Records shown —
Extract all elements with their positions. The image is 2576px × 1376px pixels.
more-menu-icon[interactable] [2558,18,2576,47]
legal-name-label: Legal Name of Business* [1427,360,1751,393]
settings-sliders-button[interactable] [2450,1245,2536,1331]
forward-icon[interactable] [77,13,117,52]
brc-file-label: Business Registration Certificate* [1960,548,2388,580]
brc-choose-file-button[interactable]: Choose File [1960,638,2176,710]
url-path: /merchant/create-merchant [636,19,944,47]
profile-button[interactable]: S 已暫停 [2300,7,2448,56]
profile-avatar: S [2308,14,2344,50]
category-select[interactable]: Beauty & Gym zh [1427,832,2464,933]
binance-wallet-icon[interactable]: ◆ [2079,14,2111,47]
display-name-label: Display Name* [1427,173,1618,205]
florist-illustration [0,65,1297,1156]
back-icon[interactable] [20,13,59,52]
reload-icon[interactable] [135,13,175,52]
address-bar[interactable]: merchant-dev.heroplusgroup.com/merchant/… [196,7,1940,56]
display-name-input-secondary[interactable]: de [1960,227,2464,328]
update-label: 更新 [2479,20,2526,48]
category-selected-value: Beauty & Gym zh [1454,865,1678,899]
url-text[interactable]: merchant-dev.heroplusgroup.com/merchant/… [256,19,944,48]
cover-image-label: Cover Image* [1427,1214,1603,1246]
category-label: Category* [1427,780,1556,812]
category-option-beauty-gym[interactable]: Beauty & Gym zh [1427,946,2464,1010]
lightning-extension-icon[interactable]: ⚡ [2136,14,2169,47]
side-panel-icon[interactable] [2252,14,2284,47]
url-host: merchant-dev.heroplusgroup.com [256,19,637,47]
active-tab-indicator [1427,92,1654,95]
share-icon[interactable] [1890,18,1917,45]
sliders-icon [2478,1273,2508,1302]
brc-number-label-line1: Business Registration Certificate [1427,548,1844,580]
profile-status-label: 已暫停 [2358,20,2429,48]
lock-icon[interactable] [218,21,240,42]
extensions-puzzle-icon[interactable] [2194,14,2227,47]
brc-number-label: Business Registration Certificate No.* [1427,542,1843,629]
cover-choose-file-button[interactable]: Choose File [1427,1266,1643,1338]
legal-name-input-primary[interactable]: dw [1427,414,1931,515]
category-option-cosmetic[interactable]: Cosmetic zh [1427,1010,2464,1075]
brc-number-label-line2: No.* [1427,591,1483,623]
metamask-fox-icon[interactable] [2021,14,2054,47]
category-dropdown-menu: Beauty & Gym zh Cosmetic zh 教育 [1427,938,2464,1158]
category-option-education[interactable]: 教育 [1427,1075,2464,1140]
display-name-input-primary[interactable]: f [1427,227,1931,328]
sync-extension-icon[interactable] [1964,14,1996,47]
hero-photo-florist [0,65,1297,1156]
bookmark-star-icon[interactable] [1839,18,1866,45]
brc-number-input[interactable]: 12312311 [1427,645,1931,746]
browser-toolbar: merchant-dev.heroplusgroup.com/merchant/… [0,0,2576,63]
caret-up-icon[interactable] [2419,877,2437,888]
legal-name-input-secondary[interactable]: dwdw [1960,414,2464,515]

The request —
Update these lines by replacing every "Beauty & Gym" with "Health & Fitness", leaving everything else unchanged.

Full answer —
Extract all elements with their positions. The image is 2576px × 1376px pixels.
more-menu-icon[interactable] [2558,18,2576,47]
legal-name-label: Legal Name of Business* [1427,360,1751,393]
settings-sliders-button[interactable] [2450,1245,2536,1331]
forward-icon[interactable] [77,13,117,52]
brc-file-label: Business Registration Certificate* [1960,548,2388,580]
brc-choose-file-button[interactable]: Choose File [1960,638,2176,710]
url-path: /merchant/create-merchant [636,19,944,47]
profile-button[interactable]: S 已暫停 [2300,7,2448,56]
profile-avatar: S [2308,14,2344,50]
category-select[interactable]: Health & Fitness zh [1427,832,2464,933]
binance-wallet-icon[interactable]: ◆ [2079,14,2111,47]
display-name-label: Display Name* [1427,173,1618,205]
florist-illustration [0,65,1297,1156]
back-icon[interactable] [20,13,59,52]
reload-icon[interactable] [135,13,175,52]
address-bar[interactable]: merchant-dev.heroplusgroup.com/merchant/… [196,7,1940,56]
display-name-input-secondary[interactable]: de [1960,227,2464,328]
update-label: 更新 [2479,20,2526,48]
category-selected-value: Health & Fitness zh [1454,865,1678,899]
url-text[interactable]: merchant-dev.heroplusgroup.com/merchant/… [256,19,944,48]
cover-image-label: Cover Image* [1427,1214,1603,1246]
category-label: Category* [1427,780,1556,812]
category-option-beauty-gym[interactable]: Health & Fitness zh [1427,946,2464,1010]
lightning-extension-icon[interactable]: ⚡ [2136,14,2169,47]
side-panel-icon[interactable] [2252,14,2284,47]
url-host: merchant-dev.heroplusgroup.com [256,19,637,47]
active-tab-indicator [1427,92,1654,95]
share-icon[interactable] [1890,18,1917,45]
sliders-icon [2478,1273,2508,1302]
brc-number-label-line1: Business Registration Certificate [1427,548,1844,580]
profile-status-label: 已暫停 [2358,20,2429,48]
lock-icon[interactable] [218,21,240,42]
extensions-puzzle-icon[interactable] [2194,14,2227,47]
brc-number-label: Business Registration Certificate No.* [1427,542,1843,629]
cover-choose-file-button[interactable]: Choose File [1427,1266,1643,1338]
legal-name-input-primary[interactable]: dw [1427,414,1931,515]
category-option-cosmetic[interactable]: Cosmetic zh [1427,1010,2464,1075]
brc-number-label-line2: No.* [1427,591,1483,623]
metamask-fox-icon[interactable] [2021,14,2054,47]
category-dropdown-menu: Health & Fitness zh Cosmetic zh 教育 [1427,938,2464,1158]
category-option-education[interactable]: 教育 [1427,1075,2464,1140]
display-name-input-primary[interactable]: f [1427,227,1931,328]
sync-extension-icon[interactable] [1964,14,1996,47]
hero-photo-florist [0,65,1297,1156]
bookmark-star-icon[interactable] [1839,18,1866,45]
brc-number-input[interactable]: 12312311 [1427,645,1931,746]
browser-toolbar: merchant-dev.heroplusgroup.com/merchant/… [0,0,2576,63]
caret-up-icon[interactable] [2419,877,2437,888]
legal-name-input-secondary[interactable]: dwdw [1960,414,2464,515]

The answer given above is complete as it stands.